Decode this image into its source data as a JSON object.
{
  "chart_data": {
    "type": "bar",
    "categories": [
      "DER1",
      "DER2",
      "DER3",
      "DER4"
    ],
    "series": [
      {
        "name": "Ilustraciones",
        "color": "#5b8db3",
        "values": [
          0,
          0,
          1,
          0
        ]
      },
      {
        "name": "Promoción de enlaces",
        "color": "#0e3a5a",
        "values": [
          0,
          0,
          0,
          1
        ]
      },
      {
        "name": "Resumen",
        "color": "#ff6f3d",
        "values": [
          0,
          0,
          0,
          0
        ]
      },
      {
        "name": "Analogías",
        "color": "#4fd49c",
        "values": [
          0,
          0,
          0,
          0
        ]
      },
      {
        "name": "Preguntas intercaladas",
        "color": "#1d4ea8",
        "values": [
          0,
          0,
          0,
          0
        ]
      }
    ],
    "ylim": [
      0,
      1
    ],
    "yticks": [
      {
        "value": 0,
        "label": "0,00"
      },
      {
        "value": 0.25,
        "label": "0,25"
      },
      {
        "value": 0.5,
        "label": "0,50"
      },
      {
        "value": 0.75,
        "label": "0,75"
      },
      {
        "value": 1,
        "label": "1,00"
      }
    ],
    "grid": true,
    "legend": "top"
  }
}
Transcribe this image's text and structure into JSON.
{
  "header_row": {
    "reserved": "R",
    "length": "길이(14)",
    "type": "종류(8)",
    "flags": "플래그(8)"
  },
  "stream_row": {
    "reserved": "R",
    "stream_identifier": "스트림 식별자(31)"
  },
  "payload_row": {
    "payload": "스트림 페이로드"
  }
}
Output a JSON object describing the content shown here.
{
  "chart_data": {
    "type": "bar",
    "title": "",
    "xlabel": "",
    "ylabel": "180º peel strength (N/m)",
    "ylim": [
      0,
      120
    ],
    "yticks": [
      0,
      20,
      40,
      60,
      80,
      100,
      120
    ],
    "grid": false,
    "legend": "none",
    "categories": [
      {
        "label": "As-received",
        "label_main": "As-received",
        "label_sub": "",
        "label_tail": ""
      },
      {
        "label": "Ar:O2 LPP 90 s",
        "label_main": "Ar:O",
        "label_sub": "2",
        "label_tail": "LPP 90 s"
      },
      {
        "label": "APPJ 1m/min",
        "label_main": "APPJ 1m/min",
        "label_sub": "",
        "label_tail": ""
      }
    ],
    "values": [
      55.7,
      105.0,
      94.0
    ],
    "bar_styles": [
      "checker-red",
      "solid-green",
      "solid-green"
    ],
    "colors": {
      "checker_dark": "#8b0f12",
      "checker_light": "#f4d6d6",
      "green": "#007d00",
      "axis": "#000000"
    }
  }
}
════════
Using the entries above, tally how many lines have the word "this" in them; write the number and nothing more.

FINISHED EXERCISE
2